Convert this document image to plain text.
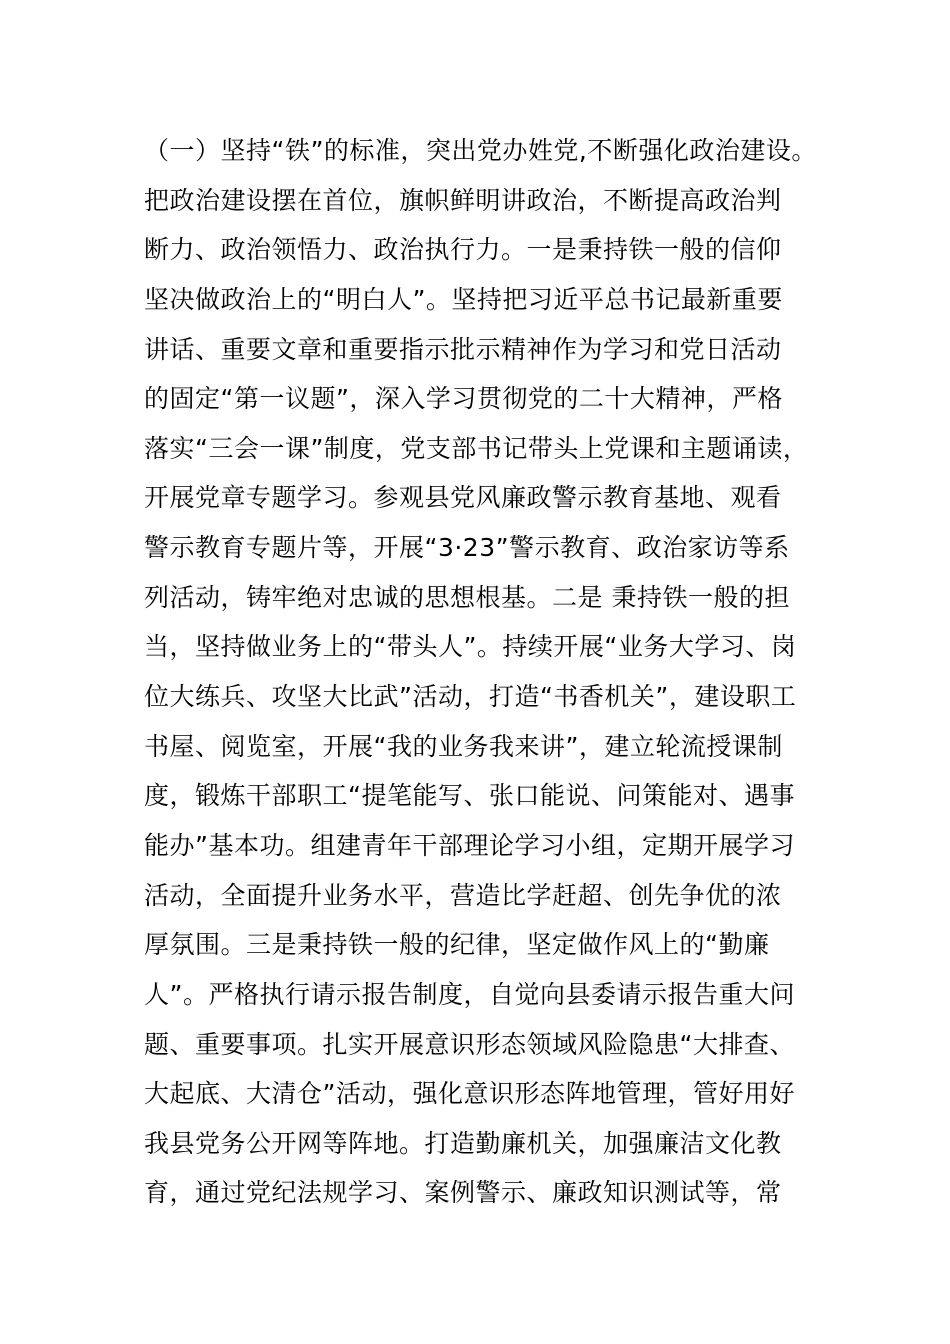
（一）坚持“铁”的标准，突出党办姓党,不断强化政治建设。
把政治建设摆在首位，旗帜鲜明讲政治，不断提高政治判
断力、政治领悟力、政治执行力。一是秉持铁一般的信仰
坚决做政治上的“明白人”。坚持把习近平总书记最新重要
讲话、重要文章和重要指示批示精神作为学习和党日活动
的固定“第一议题”，深入学习贯彻党的二十大精神，严格
落实“三会一课”制度，党支部书记带头上党课和主题诵读，
开展党章专题学习。参观县党风廉政警示教育基地、观看
警示教育专题片等，开展“3·23”警示教育、政治家访等系
列活动，铸牢绝对忠诚的思想根基。二是 秉持铁一般的担
当，坚持做业务上的“带头人”。持续开展“业务大学习、岗
位大练兵、攻坚大比武”活动，打造“书香机关”，建设职工
书屋、阅览室，开展“我的业务我来讲”，建立轮流授课制
度，锻炼干部职工“提笔能写、张口能说、问策能对、遇事
能办”基本功。组建青年干部理论学习小组，定期开展学习
活动，全面提升业务水平，营造比学赶超、创先争优的浓
厚氛围。三是秉持铁一般的纪律，坚定做作风上的“勤廉
人”。严格执行请示报告制度，自觉向县委请示报告重大问
题、重要事项。扎实开展意识形态领域风险隐患“大排查、
大起底、大清仓”活动，强化意识形态阵地管理，管好用好
我县党务公开网等阵地。打造勤廉机关，加强廉洁文化教
育，通过党纪法规学习、案例警示、廉政知识测试等，常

▬▬▬

▶ _AIM OF THE EXERCISE_
Give an exact copy of the material, leaving out every picture.

▶ _SOLUTION TO THE EXERCISE_
Convert this document image to plain text.
（一）坚持“铁”的标准，突出党办姓党,不断强化政治建设。
把政治建设摆在首位，旗帜鲜明讲政治，不断提高政治判
断力、政治领悟力、政治执行力。一是秉持铁一般的信仰
坚决做政治上的“明白人”。坚持把习近平总书记最新重要
讲话、重要文章和重要指示批示精神作为学习和党日活动
的固定“第一议题”，深入学习贯彻党的二十大精神，严格
落实“三会一课”制度，党支部书记带头上党课和主题诵读，
开展党章专题学习。参观县党风廉政警示教育基地、观看
警示教育专题片等，开展“3·23”警示教育、政治家访等系
列活动，铸牢绝对忠诚的思想根基。二是 秉持铁一般的担
当，坚持做业务上的“带头人”。持续开展“业务大学习、岗
位大练兵、攻坚大比武”活动，打造“书香机关”，建设职工
书屋、阅览室，开展“我的业务我来讲”，建立轮流授课制
度，锻炼干部职工“提笔能写、张口能说、问策能对、遇事
能办”基本功。组建青年干部理论学习小组，定期开展学习
活动，全面提升业务水平，营造比学赶超、创先争优的浓
厚氛围。三是秉持铁一般的纪律，坚定做作风上的“勤廉
人”。严格执行请示报告制度，自觉向县委请示报告重大问
题、重要事项。扎实开展意识形态领域风险隐患“大排查、
大起底、大清仓”活动，强化意识形态阵地管理，管好用好
我县党务公开网等阵地。打造勤廉机关，加强廉洁文化教
育，通过党纪法规学习、案例警示、廉政知识测试等，常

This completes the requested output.